### Aim
Take every line from the listing below that includes "Management" and copy it.
=== Record excerpts ===
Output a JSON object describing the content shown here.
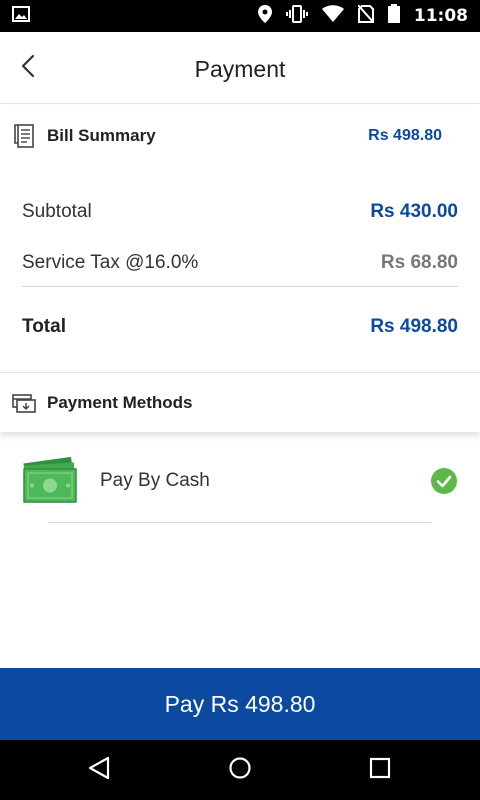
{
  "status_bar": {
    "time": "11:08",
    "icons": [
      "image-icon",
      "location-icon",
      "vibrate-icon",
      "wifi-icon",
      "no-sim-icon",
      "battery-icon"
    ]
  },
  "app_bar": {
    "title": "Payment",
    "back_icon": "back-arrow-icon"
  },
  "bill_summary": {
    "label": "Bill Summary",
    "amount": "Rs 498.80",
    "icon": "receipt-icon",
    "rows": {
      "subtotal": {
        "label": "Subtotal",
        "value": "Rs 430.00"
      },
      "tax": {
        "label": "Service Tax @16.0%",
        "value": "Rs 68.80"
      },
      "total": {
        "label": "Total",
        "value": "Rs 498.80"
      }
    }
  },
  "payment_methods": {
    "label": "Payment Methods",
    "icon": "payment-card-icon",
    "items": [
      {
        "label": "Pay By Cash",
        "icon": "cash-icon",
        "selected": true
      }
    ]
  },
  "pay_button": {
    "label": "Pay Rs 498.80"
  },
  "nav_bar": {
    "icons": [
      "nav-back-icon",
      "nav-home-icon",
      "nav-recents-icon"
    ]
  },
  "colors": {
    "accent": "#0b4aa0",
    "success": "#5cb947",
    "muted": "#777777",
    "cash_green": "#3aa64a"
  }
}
===
=== Record excerpts ===
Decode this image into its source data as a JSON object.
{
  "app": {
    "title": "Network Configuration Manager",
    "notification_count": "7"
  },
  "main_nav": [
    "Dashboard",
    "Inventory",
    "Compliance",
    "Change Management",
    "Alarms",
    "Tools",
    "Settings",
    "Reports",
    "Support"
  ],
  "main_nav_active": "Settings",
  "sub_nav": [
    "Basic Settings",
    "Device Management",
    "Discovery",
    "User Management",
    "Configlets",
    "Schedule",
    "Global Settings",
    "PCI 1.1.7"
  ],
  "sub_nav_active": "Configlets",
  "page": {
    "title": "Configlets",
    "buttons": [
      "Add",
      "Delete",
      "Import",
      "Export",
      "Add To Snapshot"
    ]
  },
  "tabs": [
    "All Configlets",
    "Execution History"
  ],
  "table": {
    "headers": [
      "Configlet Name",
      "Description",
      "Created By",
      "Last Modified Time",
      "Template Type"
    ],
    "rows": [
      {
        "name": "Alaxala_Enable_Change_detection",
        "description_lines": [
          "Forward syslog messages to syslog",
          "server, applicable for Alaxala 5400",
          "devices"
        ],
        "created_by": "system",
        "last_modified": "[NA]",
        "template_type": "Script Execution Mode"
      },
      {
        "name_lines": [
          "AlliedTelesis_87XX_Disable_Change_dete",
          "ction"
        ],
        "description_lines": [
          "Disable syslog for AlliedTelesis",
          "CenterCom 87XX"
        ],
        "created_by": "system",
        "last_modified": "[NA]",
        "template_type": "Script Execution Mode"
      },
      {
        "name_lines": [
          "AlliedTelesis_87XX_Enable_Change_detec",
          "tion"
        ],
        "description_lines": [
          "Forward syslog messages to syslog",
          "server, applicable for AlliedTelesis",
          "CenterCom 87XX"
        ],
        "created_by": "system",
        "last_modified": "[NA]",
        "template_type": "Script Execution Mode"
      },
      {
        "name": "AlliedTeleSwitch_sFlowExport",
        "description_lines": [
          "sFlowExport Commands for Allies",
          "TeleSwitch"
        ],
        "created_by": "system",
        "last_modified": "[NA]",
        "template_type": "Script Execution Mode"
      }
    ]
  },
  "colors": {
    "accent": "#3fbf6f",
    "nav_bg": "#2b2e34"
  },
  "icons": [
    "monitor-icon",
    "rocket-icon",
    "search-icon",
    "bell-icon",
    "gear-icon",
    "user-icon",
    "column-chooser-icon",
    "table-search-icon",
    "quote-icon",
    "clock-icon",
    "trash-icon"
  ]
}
===
### Result of the exercise
    "Change Management",
    "Device Management",
    "User Management",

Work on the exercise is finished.